→ Records provided
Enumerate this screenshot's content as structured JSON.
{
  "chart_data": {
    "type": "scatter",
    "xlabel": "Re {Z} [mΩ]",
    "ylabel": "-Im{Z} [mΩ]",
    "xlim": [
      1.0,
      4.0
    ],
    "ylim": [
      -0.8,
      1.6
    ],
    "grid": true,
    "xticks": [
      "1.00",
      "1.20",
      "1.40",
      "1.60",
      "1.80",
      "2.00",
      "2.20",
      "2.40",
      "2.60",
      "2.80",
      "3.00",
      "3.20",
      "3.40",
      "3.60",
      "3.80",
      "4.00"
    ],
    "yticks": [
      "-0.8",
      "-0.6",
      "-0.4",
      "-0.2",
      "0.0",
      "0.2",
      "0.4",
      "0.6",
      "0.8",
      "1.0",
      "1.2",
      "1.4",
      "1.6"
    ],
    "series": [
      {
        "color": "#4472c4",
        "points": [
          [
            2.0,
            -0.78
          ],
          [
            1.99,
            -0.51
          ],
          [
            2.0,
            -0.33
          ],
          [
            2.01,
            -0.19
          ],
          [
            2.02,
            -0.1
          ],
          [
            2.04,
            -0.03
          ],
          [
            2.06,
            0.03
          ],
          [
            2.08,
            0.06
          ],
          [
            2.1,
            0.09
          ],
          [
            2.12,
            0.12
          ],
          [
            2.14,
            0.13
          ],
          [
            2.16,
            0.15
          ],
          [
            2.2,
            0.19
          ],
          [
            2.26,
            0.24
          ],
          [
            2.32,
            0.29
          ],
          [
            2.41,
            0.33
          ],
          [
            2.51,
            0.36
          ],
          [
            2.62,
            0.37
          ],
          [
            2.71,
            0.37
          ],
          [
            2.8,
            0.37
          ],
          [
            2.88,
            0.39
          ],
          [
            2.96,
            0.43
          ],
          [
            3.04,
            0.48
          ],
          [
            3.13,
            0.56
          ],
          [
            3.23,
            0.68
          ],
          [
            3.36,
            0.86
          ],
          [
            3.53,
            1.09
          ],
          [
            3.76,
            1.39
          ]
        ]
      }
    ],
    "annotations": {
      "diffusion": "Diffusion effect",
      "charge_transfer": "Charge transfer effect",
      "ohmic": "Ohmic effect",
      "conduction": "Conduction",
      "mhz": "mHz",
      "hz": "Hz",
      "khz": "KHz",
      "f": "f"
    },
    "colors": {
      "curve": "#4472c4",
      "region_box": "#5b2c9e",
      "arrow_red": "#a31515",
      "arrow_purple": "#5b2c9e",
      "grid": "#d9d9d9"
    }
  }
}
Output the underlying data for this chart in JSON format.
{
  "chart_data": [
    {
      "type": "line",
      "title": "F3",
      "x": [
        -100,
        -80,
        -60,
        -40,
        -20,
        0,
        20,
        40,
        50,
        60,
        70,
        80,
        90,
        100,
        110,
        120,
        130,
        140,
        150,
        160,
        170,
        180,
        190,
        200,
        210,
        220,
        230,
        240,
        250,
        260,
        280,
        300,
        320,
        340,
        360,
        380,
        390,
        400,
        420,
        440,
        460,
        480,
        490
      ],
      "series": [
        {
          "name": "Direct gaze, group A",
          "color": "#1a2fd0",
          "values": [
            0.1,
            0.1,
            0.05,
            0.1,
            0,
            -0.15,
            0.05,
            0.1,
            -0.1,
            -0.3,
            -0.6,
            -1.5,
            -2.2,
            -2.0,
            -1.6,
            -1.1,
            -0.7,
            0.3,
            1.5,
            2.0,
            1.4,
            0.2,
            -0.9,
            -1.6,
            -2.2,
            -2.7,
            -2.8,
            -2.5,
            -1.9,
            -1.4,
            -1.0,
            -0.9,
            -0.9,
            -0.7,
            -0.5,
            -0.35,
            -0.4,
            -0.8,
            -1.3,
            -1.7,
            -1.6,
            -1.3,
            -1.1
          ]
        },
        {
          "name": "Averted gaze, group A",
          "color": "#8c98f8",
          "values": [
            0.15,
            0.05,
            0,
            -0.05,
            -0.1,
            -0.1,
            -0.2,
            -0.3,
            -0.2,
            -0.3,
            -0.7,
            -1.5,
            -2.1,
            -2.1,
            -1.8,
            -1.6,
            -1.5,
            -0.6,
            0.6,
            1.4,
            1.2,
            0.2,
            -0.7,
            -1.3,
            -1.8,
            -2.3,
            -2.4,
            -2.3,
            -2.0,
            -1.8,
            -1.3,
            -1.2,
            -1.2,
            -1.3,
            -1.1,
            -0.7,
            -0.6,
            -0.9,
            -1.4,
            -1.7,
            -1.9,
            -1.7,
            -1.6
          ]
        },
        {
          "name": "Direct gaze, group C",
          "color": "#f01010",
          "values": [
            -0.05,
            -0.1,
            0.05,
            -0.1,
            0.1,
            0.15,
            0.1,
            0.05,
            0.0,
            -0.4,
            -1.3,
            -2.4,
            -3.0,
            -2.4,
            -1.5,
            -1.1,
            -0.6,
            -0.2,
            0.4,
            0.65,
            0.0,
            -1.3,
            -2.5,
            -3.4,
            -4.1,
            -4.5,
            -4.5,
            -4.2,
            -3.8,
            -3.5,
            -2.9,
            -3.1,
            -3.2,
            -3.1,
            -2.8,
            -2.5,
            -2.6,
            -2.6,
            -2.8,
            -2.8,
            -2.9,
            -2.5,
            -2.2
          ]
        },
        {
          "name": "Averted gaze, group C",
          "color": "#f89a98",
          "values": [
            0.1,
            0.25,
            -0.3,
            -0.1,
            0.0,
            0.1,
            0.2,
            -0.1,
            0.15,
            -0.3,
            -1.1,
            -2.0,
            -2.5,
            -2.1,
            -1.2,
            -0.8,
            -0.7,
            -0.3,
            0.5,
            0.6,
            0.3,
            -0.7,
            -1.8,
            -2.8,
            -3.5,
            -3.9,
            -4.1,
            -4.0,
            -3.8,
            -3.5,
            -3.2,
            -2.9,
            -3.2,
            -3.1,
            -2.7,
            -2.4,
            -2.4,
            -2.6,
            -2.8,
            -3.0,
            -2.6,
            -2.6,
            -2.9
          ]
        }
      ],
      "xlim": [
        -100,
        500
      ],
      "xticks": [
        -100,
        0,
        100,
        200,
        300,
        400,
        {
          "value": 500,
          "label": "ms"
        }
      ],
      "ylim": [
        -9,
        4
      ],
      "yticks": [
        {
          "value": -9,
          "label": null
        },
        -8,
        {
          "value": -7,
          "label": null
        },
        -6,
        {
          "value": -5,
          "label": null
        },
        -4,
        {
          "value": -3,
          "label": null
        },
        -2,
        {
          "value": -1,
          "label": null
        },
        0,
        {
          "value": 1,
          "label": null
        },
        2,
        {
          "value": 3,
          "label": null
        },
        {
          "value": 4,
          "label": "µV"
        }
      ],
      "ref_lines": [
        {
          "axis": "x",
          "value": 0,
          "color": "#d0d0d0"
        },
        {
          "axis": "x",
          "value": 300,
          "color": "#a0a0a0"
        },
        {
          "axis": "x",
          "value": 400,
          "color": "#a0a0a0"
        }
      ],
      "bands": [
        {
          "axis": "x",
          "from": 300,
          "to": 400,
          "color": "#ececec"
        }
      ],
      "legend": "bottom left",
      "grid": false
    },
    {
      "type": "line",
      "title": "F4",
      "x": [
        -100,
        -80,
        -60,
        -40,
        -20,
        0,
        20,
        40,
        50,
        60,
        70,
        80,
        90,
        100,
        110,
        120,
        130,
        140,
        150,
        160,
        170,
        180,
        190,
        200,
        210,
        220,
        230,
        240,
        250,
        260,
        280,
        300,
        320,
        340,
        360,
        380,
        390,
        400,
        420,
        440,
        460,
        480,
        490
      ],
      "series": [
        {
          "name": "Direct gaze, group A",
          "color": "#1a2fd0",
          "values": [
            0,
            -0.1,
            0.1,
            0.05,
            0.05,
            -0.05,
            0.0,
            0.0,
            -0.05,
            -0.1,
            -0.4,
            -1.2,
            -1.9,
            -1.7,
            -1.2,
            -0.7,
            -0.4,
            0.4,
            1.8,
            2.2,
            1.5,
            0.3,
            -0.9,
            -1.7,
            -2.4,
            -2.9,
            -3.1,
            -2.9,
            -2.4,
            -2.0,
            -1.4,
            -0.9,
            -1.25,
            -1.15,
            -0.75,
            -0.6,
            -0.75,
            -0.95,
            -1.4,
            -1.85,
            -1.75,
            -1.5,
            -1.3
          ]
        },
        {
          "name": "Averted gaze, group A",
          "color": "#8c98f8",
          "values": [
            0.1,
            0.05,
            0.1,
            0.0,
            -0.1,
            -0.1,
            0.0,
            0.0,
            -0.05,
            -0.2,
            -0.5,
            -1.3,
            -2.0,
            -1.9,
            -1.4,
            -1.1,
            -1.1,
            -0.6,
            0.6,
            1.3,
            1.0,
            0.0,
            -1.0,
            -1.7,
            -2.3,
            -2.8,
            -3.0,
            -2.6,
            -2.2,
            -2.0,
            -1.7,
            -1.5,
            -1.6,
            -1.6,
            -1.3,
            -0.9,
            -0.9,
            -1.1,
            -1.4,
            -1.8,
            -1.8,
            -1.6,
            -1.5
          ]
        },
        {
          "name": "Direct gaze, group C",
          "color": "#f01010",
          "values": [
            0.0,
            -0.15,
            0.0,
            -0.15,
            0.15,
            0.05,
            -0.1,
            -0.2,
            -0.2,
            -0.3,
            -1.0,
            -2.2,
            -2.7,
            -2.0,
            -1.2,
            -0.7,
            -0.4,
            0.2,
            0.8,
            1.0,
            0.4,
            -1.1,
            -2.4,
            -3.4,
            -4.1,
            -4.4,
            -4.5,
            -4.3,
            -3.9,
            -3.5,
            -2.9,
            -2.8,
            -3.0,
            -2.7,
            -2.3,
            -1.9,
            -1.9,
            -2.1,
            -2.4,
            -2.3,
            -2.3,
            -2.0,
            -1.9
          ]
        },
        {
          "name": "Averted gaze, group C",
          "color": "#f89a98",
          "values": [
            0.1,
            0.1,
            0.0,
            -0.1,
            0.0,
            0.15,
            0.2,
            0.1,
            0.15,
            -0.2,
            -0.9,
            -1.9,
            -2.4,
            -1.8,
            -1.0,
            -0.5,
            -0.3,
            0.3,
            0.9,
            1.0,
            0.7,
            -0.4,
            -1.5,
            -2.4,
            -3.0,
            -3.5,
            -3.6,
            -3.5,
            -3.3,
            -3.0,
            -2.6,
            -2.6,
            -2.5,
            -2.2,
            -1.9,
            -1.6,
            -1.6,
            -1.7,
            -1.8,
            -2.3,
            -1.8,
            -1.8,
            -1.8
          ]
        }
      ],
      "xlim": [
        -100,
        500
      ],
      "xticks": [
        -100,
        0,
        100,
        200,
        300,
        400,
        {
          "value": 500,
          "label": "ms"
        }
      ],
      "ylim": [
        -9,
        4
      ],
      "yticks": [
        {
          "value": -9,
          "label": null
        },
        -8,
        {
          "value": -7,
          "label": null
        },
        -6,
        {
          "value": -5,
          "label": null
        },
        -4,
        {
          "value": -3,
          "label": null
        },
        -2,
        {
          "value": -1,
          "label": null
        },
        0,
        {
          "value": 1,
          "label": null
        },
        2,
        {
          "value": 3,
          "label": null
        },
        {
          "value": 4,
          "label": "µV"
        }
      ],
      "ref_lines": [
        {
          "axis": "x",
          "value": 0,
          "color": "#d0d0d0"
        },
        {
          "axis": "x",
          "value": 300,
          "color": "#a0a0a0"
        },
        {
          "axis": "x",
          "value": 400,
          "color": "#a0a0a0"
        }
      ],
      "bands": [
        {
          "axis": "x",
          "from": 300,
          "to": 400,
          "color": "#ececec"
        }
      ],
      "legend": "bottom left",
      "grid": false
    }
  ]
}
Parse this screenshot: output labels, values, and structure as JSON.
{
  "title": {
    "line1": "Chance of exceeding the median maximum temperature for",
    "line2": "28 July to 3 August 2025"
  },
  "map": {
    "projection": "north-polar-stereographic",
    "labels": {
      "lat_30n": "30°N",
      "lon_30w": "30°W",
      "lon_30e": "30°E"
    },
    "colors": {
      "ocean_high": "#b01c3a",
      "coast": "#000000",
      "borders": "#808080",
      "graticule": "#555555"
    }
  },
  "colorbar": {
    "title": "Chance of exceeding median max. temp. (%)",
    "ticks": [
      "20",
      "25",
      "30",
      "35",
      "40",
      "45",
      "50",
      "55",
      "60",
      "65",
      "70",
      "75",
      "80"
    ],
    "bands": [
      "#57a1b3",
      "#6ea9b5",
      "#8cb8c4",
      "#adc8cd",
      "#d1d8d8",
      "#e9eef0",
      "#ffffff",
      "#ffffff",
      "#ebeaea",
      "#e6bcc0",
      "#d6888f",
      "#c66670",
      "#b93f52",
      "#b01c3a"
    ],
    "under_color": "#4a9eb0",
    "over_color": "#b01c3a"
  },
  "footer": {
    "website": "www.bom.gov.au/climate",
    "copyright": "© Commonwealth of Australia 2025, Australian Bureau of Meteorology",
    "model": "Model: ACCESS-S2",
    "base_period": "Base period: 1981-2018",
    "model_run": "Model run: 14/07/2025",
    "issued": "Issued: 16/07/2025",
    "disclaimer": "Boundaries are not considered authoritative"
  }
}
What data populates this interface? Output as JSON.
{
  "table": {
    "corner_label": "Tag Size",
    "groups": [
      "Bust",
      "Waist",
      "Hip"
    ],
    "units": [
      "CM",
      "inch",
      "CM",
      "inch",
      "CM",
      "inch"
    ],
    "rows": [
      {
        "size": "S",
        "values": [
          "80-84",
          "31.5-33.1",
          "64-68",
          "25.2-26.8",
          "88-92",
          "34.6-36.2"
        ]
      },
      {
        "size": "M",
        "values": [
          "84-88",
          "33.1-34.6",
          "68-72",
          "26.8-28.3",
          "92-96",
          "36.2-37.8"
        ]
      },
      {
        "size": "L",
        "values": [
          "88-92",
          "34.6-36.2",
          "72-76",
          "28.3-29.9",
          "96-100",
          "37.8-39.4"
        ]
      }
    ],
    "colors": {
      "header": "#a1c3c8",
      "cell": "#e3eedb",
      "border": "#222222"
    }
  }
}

→ Written request
Using the entries above, tally how many lines have the word "this" in them; write the number and nothing more.

→ Answer for the task
4